— Start of Data supplied —

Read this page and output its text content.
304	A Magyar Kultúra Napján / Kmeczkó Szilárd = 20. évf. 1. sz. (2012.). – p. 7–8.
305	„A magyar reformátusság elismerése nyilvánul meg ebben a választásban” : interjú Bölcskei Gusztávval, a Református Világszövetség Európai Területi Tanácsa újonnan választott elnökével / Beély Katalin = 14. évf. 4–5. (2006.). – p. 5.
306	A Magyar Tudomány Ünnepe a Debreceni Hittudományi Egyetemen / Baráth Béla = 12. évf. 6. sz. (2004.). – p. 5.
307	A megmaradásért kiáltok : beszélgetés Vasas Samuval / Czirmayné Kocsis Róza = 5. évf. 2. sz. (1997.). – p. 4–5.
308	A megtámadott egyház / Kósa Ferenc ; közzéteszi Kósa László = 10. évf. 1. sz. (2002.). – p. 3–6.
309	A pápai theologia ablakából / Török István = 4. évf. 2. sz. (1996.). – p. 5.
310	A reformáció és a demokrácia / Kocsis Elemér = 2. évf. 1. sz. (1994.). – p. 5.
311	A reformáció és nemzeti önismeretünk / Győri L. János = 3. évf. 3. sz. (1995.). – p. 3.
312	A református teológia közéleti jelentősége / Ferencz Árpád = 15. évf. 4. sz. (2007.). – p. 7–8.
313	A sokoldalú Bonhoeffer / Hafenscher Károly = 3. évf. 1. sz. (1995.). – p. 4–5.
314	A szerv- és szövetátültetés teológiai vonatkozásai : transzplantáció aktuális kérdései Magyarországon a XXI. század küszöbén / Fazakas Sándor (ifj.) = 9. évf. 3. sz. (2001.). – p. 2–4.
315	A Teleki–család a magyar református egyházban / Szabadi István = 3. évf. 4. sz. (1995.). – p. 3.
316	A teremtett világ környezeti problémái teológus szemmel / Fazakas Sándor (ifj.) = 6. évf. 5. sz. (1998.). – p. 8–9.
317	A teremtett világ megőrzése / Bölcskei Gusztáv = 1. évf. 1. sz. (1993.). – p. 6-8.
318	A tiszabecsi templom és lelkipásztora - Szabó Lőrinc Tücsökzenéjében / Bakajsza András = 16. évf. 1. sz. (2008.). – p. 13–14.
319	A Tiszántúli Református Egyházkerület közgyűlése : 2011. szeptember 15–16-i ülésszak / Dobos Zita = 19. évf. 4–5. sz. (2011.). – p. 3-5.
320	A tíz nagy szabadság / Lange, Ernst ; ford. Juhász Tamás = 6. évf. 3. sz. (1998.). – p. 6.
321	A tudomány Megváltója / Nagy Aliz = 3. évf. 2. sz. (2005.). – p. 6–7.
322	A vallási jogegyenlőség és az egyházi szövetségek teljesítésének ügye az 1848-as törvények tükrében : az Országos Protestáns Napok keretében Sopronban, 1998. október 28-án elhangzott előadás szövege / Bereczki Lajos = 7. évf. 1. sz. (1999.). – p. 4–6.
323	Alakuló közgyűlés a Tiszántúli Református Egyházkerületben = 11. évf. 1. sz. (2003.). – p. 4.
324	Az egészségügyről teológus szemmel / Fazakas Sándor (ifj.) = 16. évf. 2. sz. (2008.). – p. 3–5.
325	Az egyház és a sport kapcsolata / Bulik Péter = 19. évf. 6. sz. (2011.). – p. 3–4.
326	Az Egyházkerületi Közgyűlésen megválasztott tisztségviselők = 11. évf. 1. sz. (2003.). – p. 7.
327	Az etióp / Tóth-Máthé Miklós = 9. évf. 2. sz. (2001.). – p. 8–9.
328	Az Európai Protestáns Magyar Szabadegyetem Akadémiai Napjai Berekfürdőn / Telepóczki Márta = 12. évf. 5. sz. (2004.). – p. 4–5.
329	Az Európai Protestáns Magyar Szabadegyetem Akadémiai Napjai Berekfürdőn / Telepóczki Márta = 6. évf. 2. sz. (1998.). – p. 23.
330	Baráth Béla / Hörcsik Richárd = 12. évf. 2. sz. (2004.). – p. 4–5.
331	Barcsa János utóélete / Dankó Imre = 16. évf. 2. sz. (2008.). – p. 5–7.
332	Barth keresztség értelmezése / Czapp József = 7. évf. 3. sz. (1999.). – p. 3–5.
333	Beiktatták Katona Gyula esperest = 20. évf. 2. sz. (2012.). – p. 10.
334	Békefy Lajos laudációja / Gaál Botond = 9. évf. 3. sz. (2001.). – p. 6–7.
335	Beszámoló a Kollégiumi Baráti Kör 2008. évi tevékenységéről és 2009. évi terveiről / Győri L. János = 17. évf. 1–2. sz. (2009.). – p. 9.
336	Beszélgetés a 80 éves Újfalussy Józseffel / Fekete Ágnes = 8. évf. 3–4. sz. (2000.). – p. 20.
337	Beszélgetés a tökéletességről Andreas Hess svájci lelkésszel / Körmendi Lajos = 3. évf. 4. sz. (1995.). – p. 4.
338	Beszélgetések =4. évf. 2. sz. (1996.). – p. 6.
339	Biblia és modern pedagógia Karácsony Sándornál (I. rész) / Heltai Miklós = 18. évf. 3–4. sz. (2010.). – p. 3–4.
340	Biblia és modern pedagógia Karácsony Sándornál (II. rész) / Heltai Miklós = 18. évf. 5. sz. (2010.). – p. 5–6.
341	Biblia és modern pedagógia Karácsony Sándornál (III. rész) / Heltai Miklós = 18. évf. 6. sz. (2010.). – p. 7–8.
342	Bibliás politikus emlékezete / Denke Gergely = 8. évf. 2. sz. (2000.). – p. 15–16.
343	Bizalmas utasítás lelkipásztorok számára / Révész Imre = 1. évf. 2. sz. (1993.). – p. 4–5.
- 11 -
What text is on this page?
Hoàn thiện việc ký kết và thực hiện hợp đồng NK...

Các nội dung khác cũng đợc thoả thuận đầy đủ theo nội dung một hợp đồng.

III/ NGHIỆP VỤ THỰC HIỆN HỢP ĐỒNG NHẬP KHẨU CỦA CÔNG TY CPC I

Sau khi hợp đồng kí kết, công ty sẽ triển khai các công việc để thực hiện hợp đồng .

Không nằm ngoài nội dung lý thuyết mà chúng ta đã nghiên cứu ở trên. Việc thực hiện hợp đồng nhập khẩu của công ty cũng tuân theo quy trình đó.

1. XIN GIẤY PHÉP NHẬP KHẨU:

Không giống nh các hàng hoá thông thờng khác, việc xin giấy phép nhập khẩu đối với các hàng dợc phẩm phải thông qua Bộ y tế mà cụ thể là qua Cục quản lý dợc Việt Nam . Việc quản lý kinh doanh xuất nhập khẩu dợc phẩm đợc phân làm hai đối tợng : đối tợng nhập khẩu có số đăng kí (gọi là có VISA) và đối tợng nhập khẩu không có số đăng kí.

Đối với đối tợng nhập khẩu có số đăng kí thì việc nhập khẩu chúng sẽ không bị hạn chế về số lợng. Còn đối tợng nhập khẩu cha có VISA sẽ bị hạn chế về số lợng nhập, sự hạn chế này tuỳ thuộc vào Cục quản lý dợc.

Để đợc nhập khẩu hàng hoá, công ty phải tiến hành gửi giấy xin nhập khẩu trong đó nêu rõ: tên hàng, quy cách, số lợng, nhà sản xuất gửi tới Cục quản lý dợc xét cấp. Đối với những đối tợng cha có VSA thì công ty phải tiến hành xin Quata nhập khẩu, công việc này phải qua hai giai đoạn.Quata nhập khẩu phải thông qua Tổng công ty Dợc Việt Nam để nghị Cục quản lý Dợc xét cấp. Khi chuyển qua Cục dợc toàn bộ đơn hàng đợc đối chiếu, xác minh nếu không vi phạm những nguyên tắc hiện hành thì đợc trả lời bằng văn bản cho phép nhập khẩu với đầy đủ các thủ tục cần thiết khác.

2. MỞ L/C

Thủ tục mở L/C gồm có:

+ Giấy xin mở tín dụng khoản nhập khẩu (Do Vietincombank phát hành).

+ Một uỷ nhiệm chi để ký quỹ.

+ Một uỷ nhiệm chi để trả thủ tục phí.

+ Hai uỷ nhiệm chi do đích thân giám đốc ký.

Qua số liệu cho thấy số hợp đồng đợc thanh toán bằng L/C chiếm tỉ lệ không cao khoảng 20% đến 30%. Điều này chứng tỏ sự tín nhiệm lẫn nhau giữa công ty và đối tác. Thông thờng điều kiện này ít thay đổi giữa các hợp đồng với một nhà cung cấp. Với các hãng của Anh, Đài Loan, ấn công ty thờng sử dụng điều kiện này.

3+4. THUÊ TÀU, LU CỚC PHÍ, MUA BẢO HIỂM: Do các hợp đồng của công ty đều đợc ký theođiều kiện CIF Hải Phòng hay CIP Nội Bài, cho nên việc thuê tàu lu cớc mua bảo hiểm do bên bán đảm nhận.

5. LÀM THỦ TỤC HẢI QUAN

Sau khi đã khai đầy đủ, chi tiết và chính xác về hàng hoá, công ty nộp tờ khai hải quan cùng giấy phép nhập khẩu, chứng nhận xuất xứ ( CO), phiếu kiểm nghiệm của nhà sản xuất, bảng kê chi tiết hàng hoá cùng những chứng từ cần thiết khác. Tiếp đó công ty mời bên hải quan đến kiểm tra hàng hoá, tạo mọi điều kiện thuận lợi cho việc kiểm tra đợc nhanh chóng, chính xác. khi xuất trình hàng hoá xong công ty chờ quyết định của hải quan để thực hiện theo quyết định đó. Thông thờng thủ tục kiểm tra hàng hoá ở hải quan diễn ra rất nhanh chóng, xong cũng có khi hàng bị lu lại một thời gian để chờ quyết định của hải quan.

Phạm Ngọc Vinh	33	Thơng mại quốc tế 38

— End of Data supplied —

Task details →
Gather, from the listing above, every line carrying the word "trình".

Answer for the task →
Không nằm ngoài nội dung lý thuyết mà chúng ta đã nghiên cứu ở trên. Việc thực hiện hợp đồng nhập khẩu của công ty cũng tuân theo quy trình đó.
Sau khi đã khai đầy đủ, chi tiết và chính xác về hàng hoá, công ty nộp tờ khai hải quan cùng giấy phép nhập khẩu, chứng nhận xuất xứ ( CO), phiếu kiểm nghiệm của nhà sản xuất, bảng kê chi tiết hàng hoá cùng những chứng từ cần thiết khác. Tiếp đó công ty mời bên hải quan đến kiểm tra hàng hoá, tạo mọi điều kiện thuận lợi cho việc kiểm tra đợc nhanh chóng, chính xác. khi xuất trình hàng hoá xong công ty chờ quyết định của hải quan để thực hiện theo quyết định đó. Thông thờng thủ tục kiểm tra hàng hoá ở hải quan diễn ra rất nhanh chóng, xong cũng có khi hàng bị lu lại một thời gian để chờ quyết định của hải quan.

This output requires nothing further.